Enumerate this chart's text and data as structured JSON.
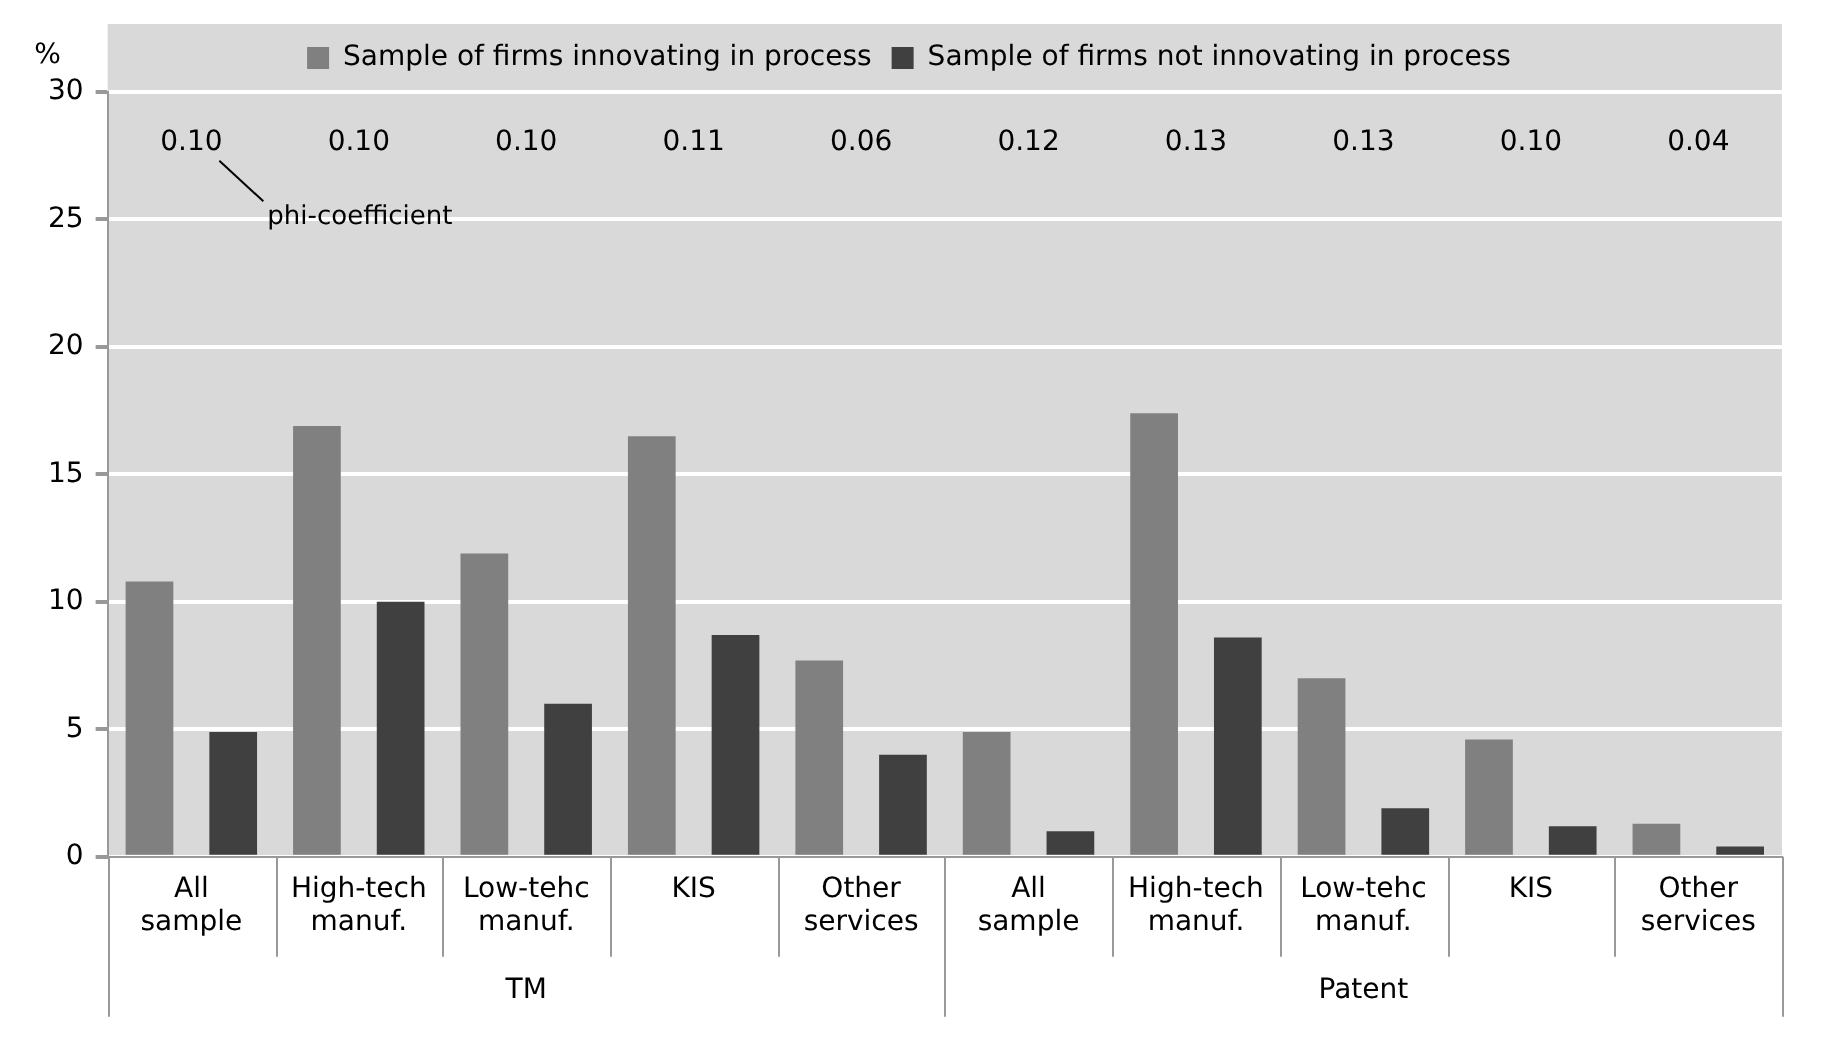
{
  "chart_data": {
    "type": "bar",
    "ylabel": "%",
    "categories": [
      "All sample",
      "High-tech manuf.",
      "Low-tehc manuf.",
      "KIS",
      "Other services",
      "All sample",
      "High-tech manuf.",
      "Low-tehc manuf.",
      "KIS",
      "Other services"
    ],
    "series": [
      {
        "name": "Sample of firms innovating in process",
        "color": "#808080",
        "values": [
          10.8,
          16.9,
          11.9,
          16.5,
          7.7,
          4.9,
          17.4,
          7.0,
          4.6,
          1.3
        ]
      },
      {
        "name": "Sample of firms not innovating in process",
        "color": "#404040",
        "values": [
          4.9,
          10.0,
          6.0,
          8.7,
          4.0,
          1.0,
          8.6,
          1.9,
          1.2,
          0.4
        ]
      }
    ],
    "ylim": [
      0,
      30
    ],
    "yticks": [
      0,
      5,
      10,
      15,
      20,
      25,
      30
    ],
    "grid": "y",
    "legend": "top",
    "annotations": [
      "0.10",
      "0.10",
      "0.10",
      "0.11",
      "0.06",
      "0.12",
      "0.13",
      "0.13",
      "0.10",
      "0.04",
      "phi-coefficient",
      "TM",
      "Patent"
    ]
  }
}
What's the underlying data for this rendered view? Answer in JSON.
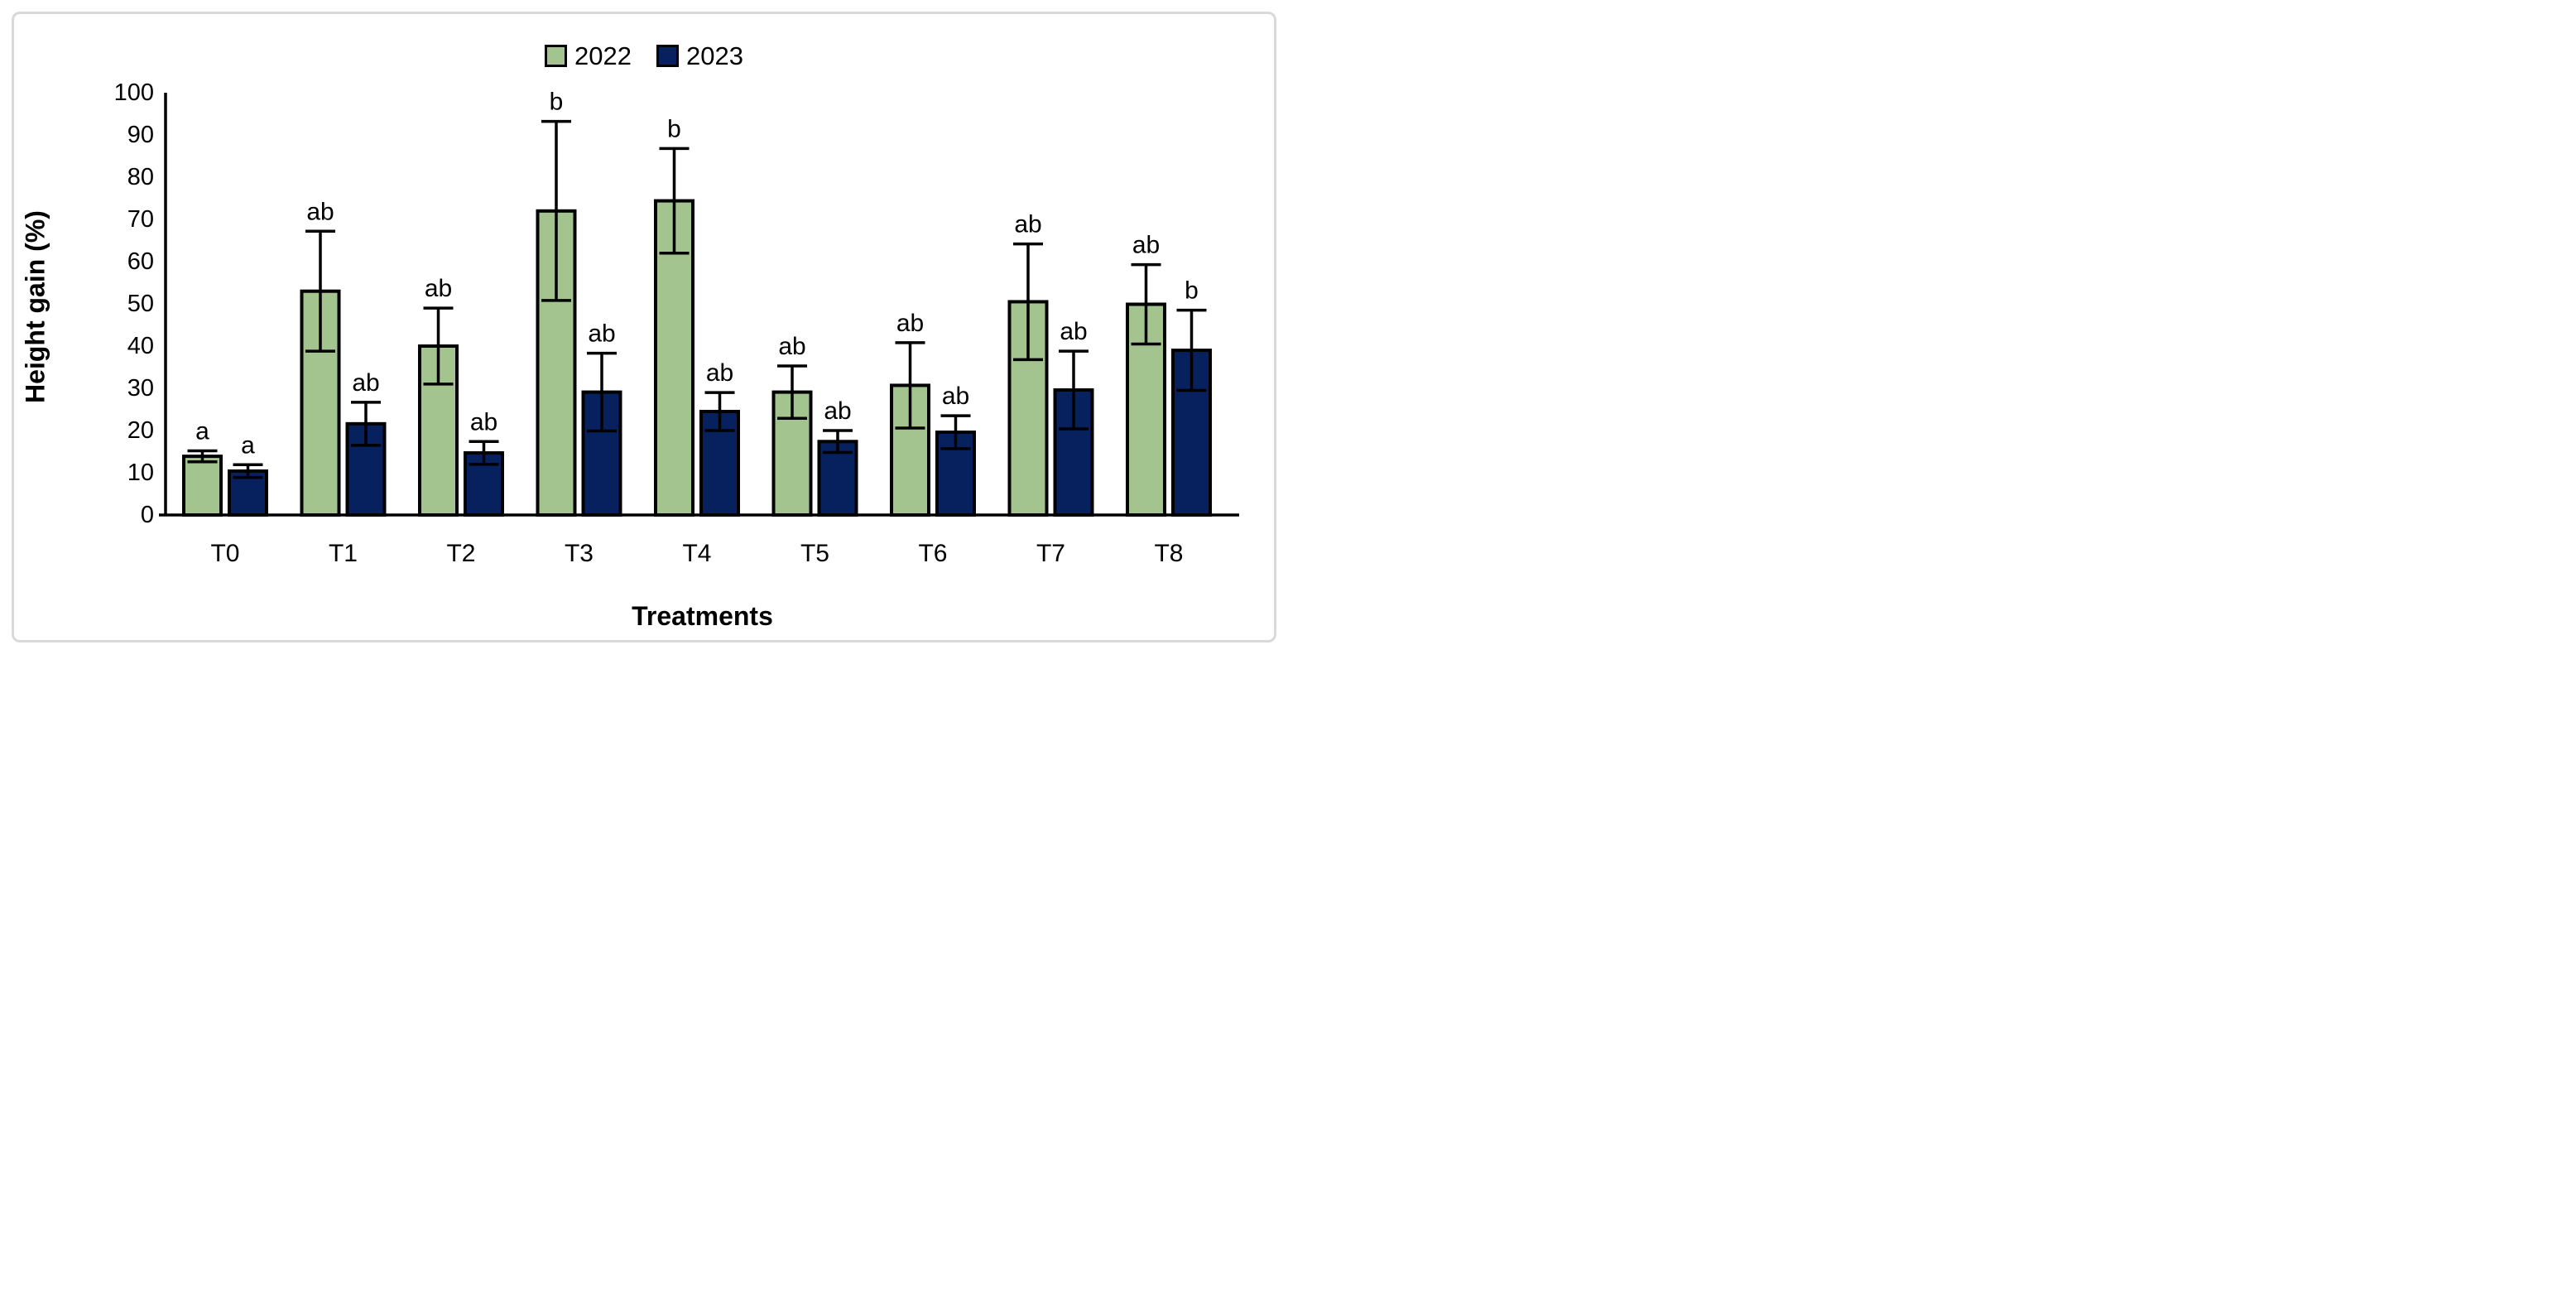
{
  "chart_data": {
    "type": "bar",
    "title": "",
    "categories": [
      "T0",
      "T1",
      "T2",
      "T3",
      "T4",
      "T5",
      "T6",
      "T7",
      "T8"
    ],
    "series": [
      {
        "name": "2022",
        "color": "#A3C48E",
        "values": [
          13.9,
          53.0,
          40.0,
          72.0,
          74.4,
          29.1,
          30.7,
          50.5,
          49.9
        ],
        "errors": [
          1.3,
          14.2,
          9.0,
          21.2,
          12.4,
          6.2,
          10.1,
          13.7,
          9.4
        ],
        "sig_letters": [
          "a",
          "ab",
          "ab",
          "b",
          "b",
          "ab",
          "ab",
          "ab",
          "ab"
        ]
      },
      {
        "name": "2023",
        "color": "#07215E",
        "values": [
          10.4,
          21.6,
          14.7,
          29.1,
          24.5,
          17.4,
          19.6,
          29.6,
          39.0
        ],
        "errors": [
          1.5,
          5.1,
          2.7,
          9.2,
          4.5,
          2.6,
          3.9,
          9.2,
          9.5
        ],
        "sig_letters": [
          "a",
          "ab",
          "ab",
          "ab",
          "ab",
          "ab",
          "ab",
          "ab",
          "b"
        ]
      }
    ],
    "xlabel": "Treatments",
    "ylabel": "Height gain (%)",
    "ylim": [
      0,
      100
    ],
    "yticks": [
      0,
      10,
      20,
      30,
      40,
      50,
      60,
      70,
      80,
      90,
      100
    ],
    "grid": false,
    "legend_position": "top-center",
    "bar_border_color": "#000000",
    "error_bar_color": "#000000",
    "axis_color": "#000000",
    "frame_border_color": "#d9d9d9",
    "background_color": "#ffffff"
  }
}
━━━━
TASK PROMPT >> Only lines with the word "innovating" are wanted, so copy each one from the records.

RESULT >>
        "name": "Sample of firms innovating in process",
        "name": "Sample of firms not innovating in process",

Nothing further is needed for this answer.